Exercise goal: Write out all the entries word for word, but skip any images.

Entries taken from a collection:
---
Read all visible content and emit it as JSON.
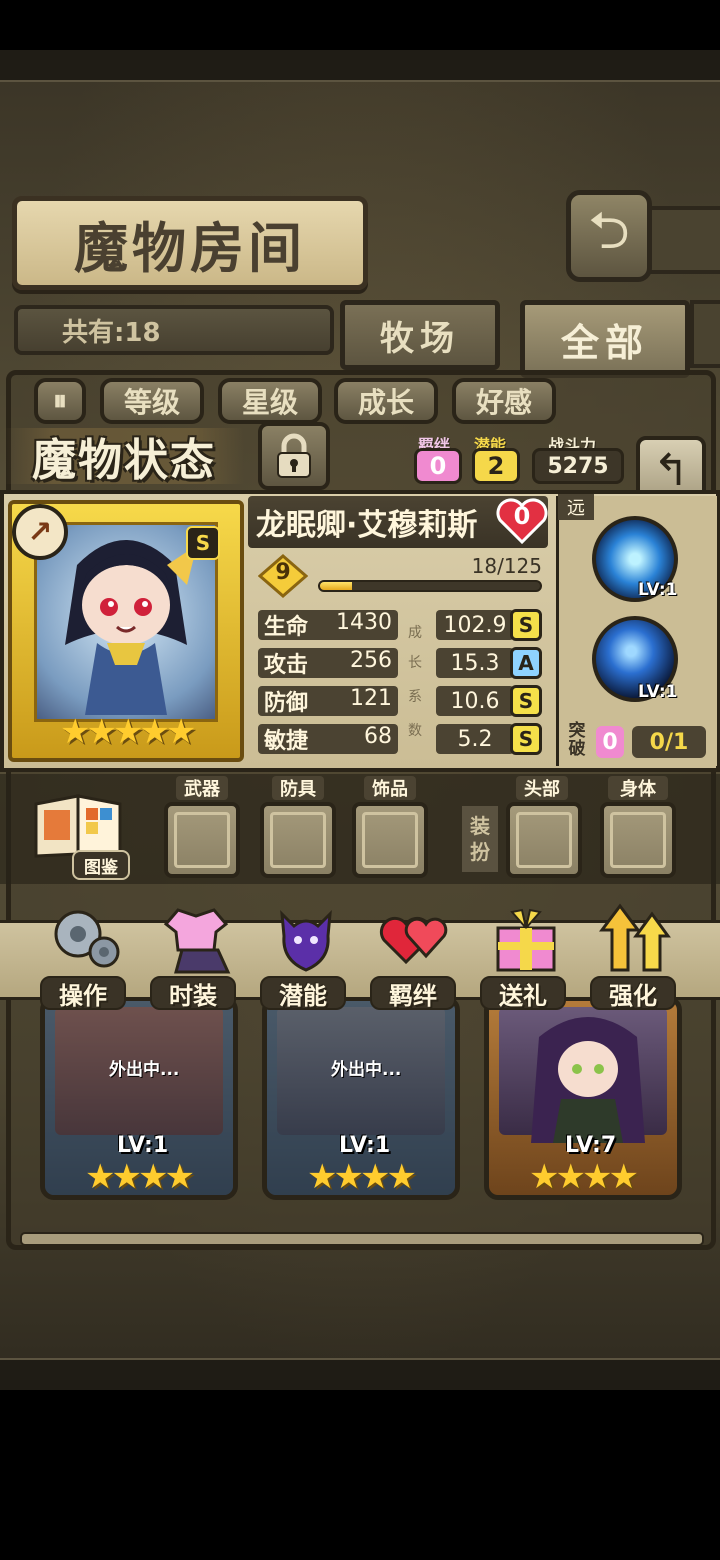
{
  "header": {
    "title": "魔物房间",
    "back_label": "⮌"
  },
  "filters": {
    "count": "共有:18",
    "tab_field": "牧场",
    "tab_all": "全部"
  },
  "sort": {
    "toggle": "⏸",
    "buttons": [
      "等级",
      "星级",
      "成长",
      "好感"
    ]
  },
  "status": {
    "title": "魔物状态",
    "bond_label": "羁绊",
    "bond_value": "0",
    "potential_label": "潜能",
    "potential_value": "2",
    "power_label": "战斗力",
    "power_value": "5275"
  },
  "monster": {
    "name": "龙眠卿·艾穆莉斯",
    "affection": "0",
    "level": "9",
    "xp": "18/125",
    "xp_fraction": 0.144,
    "star_count": 5,
    "rank_badge": "S",
    "stats": [
      {
        "name": "生命",
        "value": "1430",
        "growth": "102.9",
        "grade": "S"
      },
      {
        "name": "攻击",
        "value": "256",
        "growth": "15.3",
        "grade": "A"
      },
      {
        "name": "防御",
        "value": "121",
        "growth": "10.6",
        "grade": "S"
      },
      {
        "name": "敏捷",
        "value": "68",
        "growth": "5.2",
        "grade": "S"
      }
    ],
    "growth_vertical": [
      "成",
      "长",
      "系",
      "数"
    ],
    "range": "远",
    "skills": [
      {
        "level": "LV:1"
      },
      {
        "level": "LV:1"
      }
    ],
    "breakthrough_label_1": "突",
    "breakthrough_label_2": "破",
    "breakthrough_value": "0",
    "breakthrough_progress": "0/1"
  },
  "equipment": {
    "codex_label": "图鉴",
    "slots": [
      "武器",
      "防具",
      "饰品",
      "头部",
      "身体"
    ],
    "dress_label_1": "装",
    "dress_label_2": "扮"
  },
  "actions": [
    "操作",
    "时装",
    "潜能",
    "羁绊",
    "送礼",
    "强化"
  ],
  "cards": [
    {
      "status": "外出中...",
      "level": "LV:1",
      "stars": "★★★★"
    },
    {
      "status": "外出中...",
      "level": "LV:1",
      "stars": "★★★★"
    },
    {
      "status": "",
      "level": "LV:7",
      "stars": "★★★★"
    }
  ],
  "colors": {
    "gold": "#f7d94a",
    "grade_s": "#f5e04a",
    "grade_a": "#8fd3ff",
    "bond": "#f08ad0",
    "potential": "#f5d84a"
  }
}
---
Full output:
Read all visible content and emit it as JSON.
{
  "header": {
    "title": "魔物房间",
    "back_label": "⮌"
  },
  "filters": {
    "count": "共有:18",
    "tab_field": "牧场",
    "tab_all": "全部"
  },
  "sort": {
    "toggle": "⏸",
    "buttons": [
      "等级",
      "星级",
      "成长",
      "好感"
    ]
  },
  "status": {
    "title": "魔物状态",
    "bond_label": "羁绊",
    "bond_value": "0",
    "potential_label": "潜能",
    "potential_value": "2",
    "power_label": "战斗力",
    "power_value": "5275"
  },
  "monster": {
    "name": "龙眠卿·艾穆莉斯",
    "affection": "0",
    "level": "9",
    "xp": "18/125",
    "xp_fraction": 0.144,
    "star_count": 5,
    "rank_badge": "S",
    "stats": [
      {
        "name": "生命",
        "value": "1430",
        "growth": "102.9",
        "grade": "S"
      },
      {
        "name": "攻击",
        "value": "256",
        "growth": "15.3",
        "grade": "A"
      },
      {
        "name": "防御",
        "value": "121",
        "growth": "10.6",
        "grade": "S"
      },
      {
        "name": "敏捷",
        "value": "68",
        "growth": "5.2",
        "grade": "S"
      }
    ],
    "growth_vertical": [
      "成",
      "长",
      "系",
      "数"
    ],
    "range": "远",
    "skills": [
      {
        "level": "LV:1"
      },
      {
        "level": "LV:1"
      }
    ],
    "breakthrough_label_1": "突",
    "breakthrough_label_2": "破",
    "breakthrough_value": "0",
    "breakthrough_progress": "0/1"
  },
  "equipment": {
    "codex_label": "图鉴",
    "slots": [
      "武器",
      "防具",
      "饰品",
      "头部",
      "身体"
    ],
    "dress_label_1": "装",
    "dress_label_2": "扮"
  },
  "actions": [
    "操作",
    "时装",
    "潜能",
    "羁绊",
    "送礼",
    "强化"
  ],
  "cards": [
    {
      "status": "外出中...",
      "level": "LV:1",
      "stars": "★★★★"
    },
    {
      "status": "外出中...",
      "level": "LV:1",
      "stars": "★★★★"
    },
    {
      "status": "",
      "level": "LV:7",
      "stars": "★★★★"
    }
  ],
  "colors": {
    "gold": "#f7d94a",
    "grade_s": "#f5e04a",
    "grade_a": "#8fd3ff",
    "bond": "#f08ad0",
    "potential": "#f5d84a"
  }
}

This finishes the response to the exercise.